* Recorded data
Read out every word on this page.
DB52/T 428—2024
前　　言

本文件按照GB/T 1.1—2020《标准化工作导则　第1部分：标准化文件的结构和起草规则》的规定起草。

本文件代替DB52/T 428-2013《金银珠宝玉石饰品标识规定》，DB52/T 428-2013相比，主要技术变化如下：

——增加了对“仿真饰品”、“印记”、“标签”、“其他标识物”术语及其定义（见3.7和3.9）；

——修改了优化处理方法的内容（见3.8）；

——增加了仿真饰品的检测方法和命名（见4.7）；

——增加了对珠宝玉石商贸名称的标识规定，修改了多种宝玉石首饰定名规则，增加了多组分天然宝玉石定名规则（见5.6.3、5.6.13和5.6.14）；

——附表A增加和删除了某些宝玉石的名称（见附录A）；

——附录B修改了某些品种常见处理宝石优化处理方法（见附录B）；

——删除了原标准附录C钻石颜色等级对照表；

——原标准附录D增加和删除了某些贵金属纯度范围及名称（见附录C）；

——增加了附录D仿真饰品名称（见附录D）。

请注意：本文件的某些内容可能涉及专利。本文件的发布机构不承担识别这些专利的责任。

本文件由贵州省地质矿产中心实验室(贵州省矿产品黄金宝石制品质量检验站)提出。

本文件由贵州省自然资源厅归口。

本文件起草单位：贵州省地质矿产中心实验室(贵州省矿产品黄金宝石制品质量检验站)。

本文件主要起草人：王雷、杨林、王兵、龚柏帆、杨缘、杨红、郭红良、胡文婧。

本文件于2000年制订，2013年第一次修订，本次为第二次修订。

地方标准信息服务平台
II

* EXERCISE
Extract the whole listing, character for character.

* ANSWER
Read out every word on this page.
DB52/T 428—2024
前　　言

本文件按照GB/T 1.1—2020《标准化工作导则　第1部分：标准化文件的结构和起草规则》的规定起草。

本文件代替DB52/T 428-2013《金银珠宝玉石饰品标识规定》，DB52/T 428-2013相比，主要技术变化如下：

——增加了对“仿真饰品”、“印记”、“标签”、“其他标识物”术语及其定义（见3.7和3.9）；

——修改了优化处理方法的内容（见3.8）；

——增加了仿真饰品的检测方法和命名（见4.7）；

——增加了对珠宝玉石商贸名称的标识规定，修改了多种宝玉石首饰定名规则，增加了多组分天然宝玉石定名规则（见5.6.3、5.6.13和5.6.14）；

——附表A增加和删除了某些宝玉石的名称（见附录A）；

——附录B修改了某些品种常见处理宝石优化处理方法（见附录B）；

——删除了原标准附录C钻石颜色等级对照表；

——原标准附录D增加和删除了某些贵金属纯度范围及名称（见附录C）；

——增加了附录D仿真饰品名称（见附录D）。

请注意：本文件的某些内容可能涉及专利。本文件的发布机构不承担识别这些专利的责任。

本文件由贵州省地质矿产中心实验室(贵州省矿产品黄金宝石制品质量检验站)提出。

本文件由贵州省自然资源厅归口。

本文件起草单位：贵州省地质矿产中心实验室(贵州省矿产品黄金宝石制品质量检验站)。

本文件主要起草人：王雷、杨林、王兵、龚柏帆、杨缘、杨红、郭红良、胡文婧。

本文件于2000年制订，2013年第一次修订，本次为第二次修订。

地方标准信息服务平台
II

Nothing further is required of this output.